[Items listed in a dataset]

.....

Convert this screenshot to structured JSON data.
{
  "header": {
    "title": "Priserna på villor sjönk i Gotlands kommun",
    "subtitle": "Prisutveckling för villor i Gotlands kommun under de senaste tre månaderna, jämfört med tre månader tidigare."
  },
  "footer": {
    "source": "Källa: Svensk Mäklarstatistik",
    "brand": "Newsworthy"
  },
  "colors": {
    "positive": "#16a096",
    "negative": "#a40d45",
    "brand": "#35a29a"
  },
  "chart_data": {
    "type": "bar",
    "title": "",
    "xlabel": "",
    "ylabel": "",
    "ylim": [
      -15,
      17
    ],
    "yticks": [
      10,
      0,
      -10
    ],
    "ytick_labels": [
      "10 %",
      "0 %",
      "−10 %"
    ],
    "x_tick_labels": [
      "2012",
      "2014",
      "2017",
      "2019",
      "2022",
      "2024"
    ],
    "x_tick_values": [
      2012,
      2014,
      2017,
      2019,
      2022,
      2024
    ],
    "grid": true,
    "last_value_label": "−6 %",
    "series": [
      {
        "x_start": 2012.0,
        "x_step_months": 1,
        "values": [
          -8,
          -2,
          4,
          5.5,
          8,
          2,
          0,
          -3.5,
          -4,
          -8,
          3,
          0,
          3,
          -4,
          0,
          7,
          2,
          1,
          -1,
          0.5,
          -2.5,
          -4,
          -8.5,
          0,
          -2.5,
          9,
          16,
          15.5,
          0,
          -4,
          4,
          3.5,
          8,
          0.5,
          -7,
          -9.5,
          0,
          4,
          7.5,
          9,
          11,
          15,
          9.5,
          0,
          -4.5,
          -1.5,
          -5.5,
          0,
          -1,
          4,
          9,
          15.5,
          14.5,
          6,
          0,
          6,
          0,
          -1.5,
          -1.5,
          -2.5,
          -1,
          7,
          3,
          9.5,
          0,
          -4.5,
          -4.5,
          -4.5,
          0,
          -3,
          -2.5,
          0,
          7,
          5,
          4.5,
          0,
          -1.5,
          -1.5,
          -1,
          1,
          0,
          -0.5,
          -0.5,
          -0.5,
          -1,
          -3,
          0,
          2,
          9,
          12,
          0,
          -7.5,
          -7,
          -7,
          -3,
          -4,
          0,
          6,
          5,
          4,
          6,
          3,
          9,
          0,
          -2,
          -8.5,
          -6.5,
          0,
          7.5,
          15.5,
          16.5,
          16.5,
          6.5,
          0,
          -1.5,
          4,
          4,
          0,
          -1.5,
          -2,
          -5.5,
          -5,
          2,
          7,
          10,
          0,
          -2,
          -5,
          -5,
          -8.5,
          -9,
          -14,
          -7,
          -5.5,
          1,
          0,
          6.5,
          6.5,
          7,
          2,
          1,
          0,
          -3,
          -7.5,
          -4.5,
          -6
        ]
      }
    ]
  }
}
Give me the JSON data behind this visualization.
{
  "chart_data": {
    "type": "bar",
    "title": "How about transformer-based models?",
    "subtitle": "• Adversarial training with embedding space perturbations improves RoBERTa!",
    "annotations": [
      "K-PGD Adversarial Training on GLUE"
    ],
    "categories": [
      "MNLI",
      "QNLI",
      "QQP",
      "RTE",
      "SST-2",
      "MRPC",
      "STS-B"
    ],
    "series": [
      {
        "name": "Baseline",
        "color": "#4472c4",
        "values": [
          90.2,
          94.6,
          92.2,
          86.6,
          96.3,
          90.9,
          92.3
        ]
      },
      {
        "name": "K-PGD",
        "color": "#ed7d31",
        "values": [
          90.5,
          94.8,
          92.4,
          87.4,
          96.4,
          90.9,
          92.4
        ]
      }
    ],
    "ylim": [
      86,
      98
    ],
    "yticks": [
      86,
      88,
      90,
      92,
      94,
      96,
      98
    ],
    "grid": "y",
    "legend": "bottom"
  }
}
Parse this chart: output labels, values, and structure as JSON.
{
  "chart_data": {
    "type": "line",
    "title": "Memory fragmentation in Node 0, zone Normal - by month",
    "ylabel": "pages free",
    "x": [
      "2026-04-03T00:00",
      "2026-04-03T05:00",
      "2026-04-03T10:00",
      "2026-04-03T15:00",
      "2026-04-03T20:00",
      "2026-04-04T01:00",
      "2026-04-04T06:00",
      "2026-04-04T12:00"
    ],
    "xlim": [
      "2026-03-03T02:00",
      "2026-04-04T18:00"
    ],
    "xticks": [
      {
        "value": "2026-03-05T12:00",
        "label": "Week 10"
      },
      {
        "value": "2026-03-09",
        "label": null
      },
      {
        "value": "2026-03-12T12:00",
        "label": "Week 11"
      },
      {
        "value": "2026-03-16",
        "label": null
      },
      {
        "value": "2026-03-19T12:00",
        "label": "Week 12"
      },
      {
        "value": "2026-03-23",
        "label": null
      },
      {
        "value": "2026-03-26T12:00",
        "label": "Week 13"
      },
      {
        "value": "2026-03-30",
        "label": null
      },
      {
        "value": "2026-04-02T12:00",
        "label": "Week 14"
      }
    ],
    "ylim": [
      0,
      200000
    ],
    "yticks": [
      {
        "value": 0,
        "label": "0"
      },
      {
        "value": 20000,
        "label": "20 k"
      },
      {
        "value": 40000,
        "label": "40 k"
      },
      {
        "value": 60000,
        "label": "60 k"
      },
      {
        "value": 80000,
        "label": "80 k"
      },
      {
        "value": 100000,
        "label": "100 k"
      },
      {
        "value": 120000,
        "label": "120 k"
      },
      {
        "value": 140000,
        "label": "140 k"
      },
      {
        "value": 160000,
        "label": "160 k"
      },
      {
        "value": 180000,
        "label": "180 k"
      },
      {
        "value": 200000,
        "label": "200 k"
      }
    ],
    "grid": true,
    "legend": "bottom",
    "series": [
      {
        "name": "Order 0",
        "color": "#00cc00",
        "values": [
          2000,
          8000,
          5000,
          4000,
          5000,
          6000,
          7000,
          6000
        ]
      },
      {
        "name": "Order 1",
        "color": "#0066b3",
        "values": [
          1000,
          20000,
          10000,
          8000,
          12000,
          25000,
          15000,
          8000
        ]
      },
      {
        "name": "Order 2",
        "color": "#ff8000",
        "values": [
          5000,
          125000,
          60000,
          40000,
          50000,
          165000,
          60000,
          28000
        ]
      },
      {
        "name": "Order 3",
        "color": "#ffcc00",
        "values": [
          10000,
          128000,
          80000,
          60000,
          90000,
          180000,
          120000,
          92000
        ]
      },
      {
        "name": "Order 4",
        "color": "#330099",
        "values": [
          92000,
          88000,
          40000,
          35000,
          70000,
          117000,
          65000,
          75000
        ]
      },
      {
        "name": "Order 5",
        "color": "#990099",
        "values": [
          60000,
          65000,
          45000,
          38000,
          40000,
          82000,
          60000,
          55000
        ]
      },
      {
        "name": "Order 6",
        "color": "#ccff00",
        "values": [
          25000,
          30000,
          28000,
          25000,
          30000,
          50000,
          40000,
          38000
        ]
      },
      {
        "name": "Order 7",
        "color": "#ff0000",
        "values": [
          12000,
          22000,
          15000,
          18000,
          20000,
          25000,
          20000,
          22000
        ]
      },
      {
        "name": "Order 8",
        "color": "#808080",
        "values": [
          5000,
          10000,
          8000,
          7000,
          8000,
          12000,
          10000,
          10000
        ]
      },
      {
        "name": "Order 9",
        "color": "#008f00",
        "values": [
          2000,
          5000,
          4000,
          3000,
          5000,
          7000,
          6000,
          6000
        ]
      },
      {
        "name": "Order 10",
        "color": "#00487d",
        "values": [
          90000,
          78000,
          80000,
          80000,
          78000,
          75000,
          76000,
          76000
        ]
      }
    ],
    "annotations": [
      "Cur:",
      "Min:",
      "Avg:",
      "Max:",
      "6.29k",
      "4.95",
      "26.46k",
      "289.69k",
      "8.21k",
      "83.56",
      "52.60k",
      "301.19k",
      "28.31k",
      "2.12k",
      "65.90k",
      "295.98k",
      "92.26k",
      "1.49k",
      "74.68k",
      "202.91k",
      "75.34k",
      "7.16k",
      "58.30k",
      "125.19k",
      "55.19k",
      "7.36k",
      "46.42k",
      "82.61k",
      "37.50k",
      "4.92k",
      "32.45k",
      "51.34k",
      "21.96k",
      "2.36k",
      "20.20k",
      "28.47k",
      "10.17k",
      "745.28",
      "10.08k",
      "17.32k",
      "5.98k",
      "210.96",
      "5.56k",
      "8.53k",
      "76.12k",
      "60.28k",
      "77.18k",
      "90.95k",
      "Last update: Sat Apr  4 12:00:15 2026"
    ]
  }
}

.....

**What needs to be done**
Identify each line containing the string "Week" and copy it out.

**Exercise solution**
        "label": "Week 10"
        "label": "Week 11"
        "label": "Week 12"
        "label": "Week 13"
        "label": "Week 14"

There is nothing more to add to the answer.